EXERCISE DIRECTIONS
Word for word, retype every entry in the listing.

══ DATA SUPPLIED ══

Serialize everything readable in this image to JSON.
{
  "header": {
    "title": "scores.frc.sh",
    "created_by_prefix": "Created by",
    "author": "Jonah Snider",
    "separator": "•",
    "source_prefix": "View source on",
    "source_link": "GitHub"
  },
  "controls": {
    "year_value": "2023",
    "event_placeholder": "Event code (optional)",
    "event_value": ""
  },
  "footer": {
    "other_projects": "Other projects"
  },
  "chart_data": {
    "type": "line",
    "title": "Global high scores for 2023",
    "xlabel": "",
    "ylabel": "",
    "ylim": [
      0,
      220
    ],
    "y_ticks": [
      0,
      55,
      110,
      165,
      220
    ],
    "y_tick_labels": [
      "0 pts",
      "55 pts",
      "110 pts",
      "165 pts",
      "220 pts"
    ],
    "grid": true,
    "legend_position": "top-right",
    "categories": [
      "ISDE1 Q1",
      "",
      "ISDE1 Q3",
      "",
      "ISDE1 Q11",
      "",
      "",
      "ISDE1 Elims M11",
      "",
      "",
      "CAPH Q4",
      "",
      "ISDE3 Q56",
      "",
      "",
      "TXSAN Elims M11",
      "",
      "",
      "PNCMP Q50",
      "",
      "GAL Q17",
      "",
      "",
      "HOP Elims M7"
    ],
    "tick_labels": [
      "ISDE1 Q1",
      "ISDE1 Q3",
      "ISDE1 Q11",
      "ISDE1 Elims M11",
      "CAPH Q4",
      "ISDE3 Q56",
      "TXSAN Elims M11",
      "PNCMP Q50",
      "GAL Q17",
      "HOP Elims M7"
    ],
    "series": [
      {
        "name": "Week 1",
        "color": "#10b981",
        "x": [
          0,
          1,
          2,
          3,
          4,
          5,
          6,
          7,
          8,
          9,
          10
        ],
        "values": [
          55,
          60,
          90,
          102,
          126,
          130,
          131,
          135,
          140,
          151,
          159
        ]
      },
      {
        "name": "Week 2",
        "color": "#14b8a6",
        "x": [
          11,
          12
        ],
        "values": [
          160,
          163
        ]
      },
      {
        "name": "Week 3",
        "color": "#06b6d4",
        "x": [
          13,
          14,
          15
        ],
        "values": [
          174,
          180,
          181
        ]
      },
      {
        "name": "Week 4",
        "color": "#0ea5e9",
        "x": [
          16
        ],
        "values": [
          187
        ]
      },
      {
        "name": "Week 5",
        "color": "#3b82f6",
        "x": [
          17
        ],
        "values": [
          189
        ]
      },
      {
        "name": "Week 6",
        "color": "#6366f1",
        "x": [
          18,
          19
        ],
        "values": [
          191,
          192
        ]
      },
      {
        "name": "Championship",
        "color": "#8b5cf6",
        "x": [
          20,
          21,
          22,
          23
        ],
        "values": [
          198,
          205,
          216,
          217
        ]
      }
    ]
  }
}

═══

SOLUTION TO THE EXERCISE
Serialize everything readable in this image to JSON.
{
  "header": {
    "title": "scores.frc.sh",
    "created_by_prefix": "Created by",
    "author": "Jonah Snider",
    "separator": "•",
    "source_prefix": "View source on",
    "source_link": "GitHub"
  },
  "controls": {
    "year_value": "2023",
    "event_placeholder": "Event code (optional)",
    "event_value": ""
  },
  "footer": {
    "other_projects": "Other projects"
  },
  "chart_data": {
    "type": "line",
    "title": "Global high scores for 2023",
    "xlabel": "",
    "ylabel": "",
    "ylim": [
      0,
      220
    ],
    "y_ticks": [
      0,
      55,
      110,
      165,
      220
    ],
    "y_tick_labels": [
      "0 pts",
      "55 pts",
      "110 pts",
      "165 pts",
      "220 pts"
    ],
    "grid": true,
    "legend_position": "top-right",
    "categories": [
      "ISDE1 Q1",
      "",
      "ISDE1 Q3",
      "",
      "ISDE1 Q11",
      "",
      "",
      "ISDE1 Elims M11",
      "",
      "",
      "CAPH Q4",
      "",
      "ISDE3 Q56",
      "",
      "",
      "TXSAN Elims M11",
      "",
      "",
      "PNCMP Q50",
      "",
      "GAL Q17",
      "",
      "",
      "HOP Elims M7"
    ],
    "tick_labels": [
      "ISDE1 Q1",
      "ISDE1 Q3",
      "ISDE1 Q11",
      "ISDE1 Elims M11",
      "CAPH Q4",
      "ISDE3 Q56",
      "TXSAN Elims M11",
      "PNCMP Q50",
      "GAL Q17",
      "HOP Elims M7"
    ],
    "series": [
      {
        "name": "Week 1",
        "color": "#10b981",
        "x": [
          0,
          1,
          2,
          3,
          4,
          5,
          6,
          7,
          8,
          9,
          10
        ],
        "values": [
          55,
          60,
          90,
          102,
          126,
          130,
          131,
          135,
          140,
          151,
          159
        ]
      },
      {
        "name": "Week 2",
        "color": "#14b8a6",
        "x": [
          11,
          12
        ],
        "values": [
          160,
          163
        ]
      },
      {
        "name": "Week 3",
        "color": "#06b6d4",
        "x": [
          13,
          14,
          15
        ],
        "values": [
          174,
          180,
          181
        ]
      },
      {
        "name": "Week 4",
        "color": "#0ea5e9",
        "x": [
          16
        ],
        "values": [
          187
        ]
      },
      {
        "name": "Week 5",
        "color": "#3b82f6",
        "x": [
          17
        ],
        "values": [
          189
        ]
      },
      {
        "name": "Week 6",
        "color": "#6366f1",
        "x": [
          18,
          19
        ],
        "values": [
          191,
          192
        ]
      },
      {
        "name": "Championship",
        "color": "#8b5cf6",
        "x": [
          20,
          21,
          22,
          23
        ],
        "values": [
          198,
          205,
          216,
          217
        ]
      }
    ]
  }
}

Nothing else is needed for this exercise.